TASK STATEMENT -
State how many lines contain "true", and write nothing except that count.

================================

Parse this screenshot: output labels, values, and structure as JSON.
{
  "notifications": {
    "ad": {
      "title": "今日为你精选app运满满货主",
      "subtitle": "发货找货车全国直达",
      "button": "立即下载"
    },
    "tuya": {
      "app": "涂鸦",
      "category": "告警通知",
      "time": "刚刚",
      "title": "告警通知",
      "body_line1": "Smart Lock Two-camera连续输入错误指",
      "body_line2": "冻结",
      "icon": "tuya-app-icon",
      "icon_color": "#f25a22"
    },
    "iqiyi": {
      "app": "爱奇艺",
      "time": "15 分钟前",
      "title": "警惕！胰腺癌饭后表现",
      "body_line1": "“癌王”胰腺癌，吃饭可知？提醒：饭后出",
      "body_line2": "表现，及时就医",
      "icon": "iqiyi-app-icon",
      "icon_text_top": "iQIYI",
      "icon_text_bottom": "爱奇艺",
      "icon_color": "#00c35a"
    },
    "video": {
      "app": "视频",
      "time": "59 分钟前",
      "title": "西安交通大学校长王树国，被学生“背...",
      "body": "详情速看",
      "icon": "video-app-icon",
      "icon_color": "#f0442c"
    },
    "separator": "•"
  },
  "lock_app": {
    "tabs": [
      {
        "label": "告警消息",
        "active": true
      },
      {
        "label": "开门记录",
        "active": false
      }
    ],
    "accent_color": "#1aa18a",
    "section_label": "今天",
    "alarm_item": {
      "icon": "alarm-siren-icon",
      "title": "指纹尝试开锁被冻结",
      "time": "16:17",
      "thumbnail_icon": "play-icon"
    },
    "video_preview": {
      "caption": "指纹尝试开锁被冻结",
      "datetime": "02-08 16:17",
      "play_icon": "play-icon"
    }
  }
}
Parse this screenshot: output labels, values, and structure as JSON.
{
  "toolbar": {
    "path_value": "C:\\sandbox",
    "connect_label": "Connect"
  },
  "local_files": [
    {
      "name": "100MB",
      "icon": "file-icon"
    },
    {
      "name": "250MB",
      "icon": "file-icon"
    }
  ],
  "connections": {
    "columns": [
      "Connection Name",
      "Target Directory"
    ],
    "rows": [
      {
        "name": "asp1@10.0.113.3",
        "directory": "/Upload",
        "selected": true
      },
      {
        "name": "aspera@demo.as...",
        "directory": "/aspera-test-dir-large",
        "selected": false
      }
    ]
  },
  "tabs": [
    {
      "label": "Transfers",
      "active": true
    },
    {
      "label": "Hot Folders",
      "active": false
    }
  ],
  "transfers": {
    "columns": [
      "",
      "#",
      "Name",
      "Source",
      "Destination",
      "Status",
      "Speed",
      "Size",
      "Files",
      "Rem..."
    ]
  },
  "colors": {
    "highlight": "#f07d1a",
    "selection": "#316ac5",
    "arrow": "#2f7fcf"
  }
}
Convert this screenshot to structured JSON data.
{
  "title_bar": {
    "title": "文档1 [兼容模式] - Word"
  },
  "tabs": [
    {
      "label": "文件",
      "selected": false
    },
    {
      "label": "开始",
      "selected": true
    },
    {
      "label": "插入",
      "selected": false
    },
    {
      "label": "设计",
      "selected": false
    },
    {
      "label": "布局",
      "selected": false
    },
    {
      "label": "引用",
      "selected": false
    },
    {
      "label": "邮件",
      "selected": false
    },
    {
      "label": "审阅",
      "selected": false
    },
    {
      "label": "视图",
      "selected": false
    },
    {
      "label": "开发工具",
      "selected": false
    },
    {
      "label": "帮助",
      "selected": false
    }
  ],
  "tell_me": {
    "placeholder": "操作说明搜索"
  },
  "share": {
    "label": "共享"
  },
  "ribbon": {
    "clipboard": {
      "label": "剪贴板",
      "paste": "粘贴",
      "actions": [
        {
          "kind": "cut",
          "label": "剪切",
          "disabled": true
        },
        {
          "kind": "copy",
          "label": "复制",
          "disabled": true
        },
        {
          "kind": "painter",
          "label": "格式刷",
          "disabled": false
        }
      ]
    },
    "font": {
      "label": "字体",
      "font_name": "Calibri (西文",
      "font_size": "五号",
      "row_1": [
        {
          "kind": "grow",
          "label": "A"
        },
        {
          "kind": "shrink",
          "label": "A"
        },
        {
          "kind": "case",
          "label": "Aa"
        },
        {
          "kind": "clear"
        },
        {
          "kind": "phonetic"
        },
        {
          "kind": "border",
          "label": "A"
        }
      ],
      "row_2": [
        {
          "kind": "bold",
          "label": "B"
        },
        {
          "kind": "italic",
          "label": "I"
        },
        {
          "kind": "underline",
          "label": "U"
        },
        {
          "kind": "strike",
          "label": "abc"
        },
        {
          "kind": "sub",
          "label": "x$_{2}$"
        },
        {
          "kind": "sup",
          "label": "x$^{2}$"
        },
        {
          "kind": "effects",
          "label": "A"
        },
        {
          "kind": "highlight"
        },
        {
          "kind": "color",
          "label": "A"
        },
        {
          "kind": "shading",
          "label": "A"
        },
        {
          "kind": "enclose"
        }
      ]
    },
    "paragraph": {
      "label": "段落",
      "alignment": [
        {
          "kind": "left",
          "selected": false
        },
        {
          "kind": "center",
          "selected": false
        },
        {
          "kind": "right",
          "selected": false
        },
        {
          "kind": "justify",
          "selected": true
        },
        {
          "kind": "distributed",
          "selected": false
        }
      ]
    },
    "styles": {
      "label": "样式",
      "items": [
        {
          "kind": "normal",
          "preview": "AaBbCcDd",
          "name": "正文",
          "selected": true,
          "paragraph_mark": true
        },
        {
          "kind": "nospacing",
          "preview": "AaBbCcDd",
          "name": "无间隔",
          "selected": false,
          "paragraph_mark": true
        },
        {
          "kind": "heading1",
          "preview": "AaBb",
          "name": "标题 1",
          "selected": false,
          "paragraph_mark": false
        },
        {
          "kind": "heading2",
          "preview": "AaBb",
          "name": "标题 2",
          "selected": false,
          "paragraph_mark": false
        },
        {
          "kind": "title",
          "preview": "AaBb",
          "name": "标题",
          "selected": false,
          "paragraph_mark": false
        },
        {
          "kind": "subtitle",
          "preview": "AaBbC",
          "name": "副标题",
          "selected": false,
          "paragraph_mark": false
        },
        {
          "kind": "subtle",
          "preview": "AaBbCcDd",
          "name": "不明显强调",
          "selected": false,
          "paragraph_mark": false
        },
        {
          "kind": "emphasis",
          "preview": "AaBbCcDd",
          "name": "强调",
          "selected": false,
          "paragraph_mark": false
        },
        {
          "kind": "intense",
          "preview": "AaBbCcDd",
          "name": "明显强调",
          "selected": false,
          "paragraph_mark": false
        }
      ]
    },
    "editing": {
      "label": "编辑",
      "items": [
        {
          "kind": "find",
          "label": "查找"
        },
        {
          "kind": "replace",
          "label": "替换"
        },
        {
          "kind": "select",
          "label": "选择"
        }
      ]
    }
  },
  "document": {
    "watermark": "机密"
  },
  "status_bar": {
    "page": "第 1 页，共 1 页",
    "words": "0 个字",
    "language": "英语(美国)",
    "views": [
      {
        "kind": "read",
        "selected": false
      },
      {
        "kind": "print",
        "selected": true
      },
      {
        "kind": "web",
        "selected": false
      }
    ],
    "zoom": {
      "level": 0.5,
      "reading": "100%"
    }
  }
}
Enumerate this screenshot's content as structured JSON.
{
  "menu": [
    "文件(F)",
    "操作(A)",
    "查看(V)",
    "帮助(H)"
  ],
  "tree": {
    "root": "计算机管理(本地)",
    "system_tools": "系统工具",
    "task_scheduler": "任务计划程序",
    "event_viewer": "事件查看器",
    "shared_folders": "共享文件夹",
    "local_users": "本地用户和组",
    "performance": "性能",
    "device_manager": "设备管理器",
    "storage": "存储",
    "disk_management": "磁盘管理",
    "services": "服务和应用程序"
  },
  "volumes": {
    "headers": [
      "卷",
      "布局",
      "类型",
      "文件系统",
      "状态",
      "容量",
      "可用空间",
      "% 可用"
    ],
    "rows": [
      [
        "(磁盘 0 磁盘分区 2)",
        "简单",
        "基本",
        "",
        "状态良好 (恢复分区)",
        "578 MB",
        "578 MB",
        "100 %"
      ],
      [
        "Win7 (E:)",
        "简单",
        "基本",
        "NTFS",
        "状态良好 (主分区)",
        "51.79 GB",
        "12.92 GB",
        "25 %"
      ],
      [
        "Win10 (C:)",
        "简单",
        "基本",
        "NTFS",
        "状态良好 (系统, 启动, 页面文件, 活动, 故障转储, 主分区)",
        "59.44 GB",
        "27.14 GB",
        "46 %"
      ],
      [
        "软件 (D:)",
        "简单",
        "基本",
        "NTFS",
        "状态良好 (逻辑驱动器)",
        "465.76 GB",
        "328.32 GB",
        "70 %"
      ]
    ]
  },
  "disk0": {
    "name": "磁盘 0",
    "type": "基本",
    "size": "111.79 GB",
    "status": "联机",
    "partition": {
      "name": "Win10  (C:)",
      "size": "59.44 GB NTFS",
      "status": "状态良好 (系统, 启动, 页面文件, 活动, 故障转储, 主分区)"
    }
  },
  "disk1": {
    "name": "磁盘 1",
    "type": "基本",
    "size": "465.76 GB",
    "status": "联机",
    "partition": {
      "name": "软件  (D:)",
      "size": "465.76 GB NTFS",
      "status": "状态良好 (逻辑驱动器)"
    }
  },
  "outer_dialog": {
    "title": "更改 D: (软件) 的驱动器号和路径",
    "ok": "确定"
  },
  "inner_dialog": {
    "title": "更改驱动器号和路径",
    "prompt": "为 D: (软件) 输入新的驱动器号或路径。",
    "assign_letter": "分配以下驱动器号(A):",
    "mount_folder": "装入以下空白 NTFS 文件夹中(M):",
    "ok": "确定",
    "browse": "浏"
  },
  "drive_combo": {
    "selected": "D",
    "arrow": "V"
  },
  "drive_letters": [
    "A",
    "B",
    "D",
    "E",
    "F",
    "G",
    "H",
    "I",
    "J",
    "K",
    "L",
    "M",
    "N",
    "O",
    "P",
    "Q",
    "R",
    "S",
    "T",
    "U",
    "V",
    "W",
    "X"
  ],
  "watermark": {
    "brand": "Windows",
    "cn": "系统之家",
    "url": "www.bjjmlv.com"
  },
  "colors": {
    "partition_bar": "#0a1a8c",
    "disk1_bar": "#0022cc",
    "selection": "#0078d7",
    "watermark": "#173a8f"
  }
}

================================

FINISHED ANSWER -
11